WHAT TO PRODUCE: Word for word, set down the records and skip each picture.

DATA TO USE:
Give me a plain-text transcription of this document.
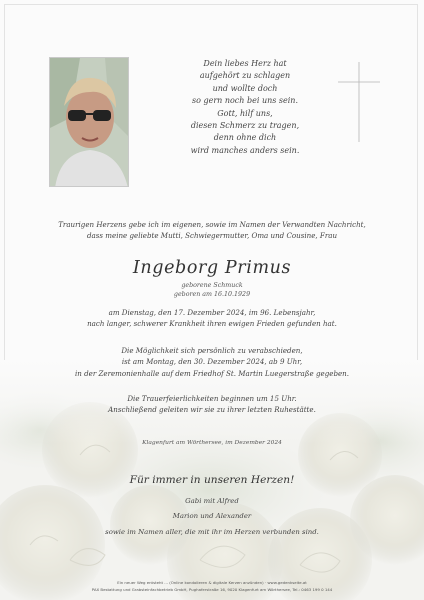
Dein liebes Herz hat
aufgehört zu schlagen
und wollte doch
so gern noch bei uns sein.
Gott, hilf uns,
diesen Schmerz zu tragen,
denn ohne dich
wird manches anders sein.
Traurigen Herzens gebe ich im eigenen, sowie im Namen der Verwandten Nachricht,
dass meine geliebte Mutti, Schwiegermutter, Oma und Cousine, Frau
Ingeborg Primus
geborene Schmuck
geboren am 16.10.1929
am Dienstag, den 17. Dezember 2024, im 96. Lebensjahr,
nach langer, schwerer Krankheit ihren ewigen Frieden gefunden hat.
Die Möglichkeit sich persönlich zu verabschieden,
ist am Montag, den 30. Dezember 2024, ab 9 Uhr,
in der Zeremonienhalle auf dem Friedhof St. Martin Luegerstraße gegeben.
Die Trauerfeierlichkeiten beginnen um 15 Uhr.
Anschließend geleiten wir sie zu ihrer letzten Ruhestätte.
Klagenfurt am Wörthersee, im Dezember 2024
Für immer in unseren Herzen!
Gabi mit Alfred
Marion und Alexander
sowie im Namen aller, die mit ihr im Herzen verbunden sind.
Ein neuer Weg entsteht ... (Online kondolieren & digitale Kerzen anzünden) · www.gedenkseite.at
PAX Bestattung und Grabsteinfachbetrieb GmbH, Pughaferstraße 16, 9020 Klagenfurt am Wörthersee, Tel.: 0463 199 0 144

TASK RESULT:
Give me a plain-text transcription of this document.
Dein liebes Herz hat
aufgehört zu schlagen
und wollte doch
so gern noch bei uns sein.
Gott, hilf uns,
diesen Schmerz zu tragen,
denn ohne dich
wird manches anders sein.
Traurigen Herzens gebe ich im eigenen, sowie im Namen der Verwandten Nachricht,
dass meine geliebte Mutti, Schwiegermutter, Oma und Cousine, Frau
Ingeborg Primus
geborene Schmuck
geboren am 16.10.1929
am Dienstag, den 17. Dezember 2024, im 96. Lebensjahr,
nach langer, schwerer Krankheit ihren ewigen Frieden gefunden hat.
Die Möglichkeit sich persönlich zu verabschieden,
ist am Montag, den 30. Dezember 2024, ab 9 Uhr,
in der Zeremonienhalle auf dem Friedhof St. Martin Luegerstraße gegeben.
Die Trauerfeierlichkeiten beginnen um 15 Uhr.
Anschließend geleiten wir sie zu ihrer letzten Ruhestätte.
Klagenfurt am Wörthersee, im Dezember 2024
Für immer in unseren Herzen!
Gabi mit Alfred
Marion und Alexander
sowie im Namen aller, die mit ihr im Herzen verbunden sind.
Ein neuer Weg entsteht ... (Online kondolieren & digitale Kerzen anzünden) · www.gedenkseite.at
PAX Bestattung und Grabsteinfachbetrieb GmbH, Pughaferstraße 16, 9020 Klagenfurt am Wörthersee, Tel.: 0463 199 0 144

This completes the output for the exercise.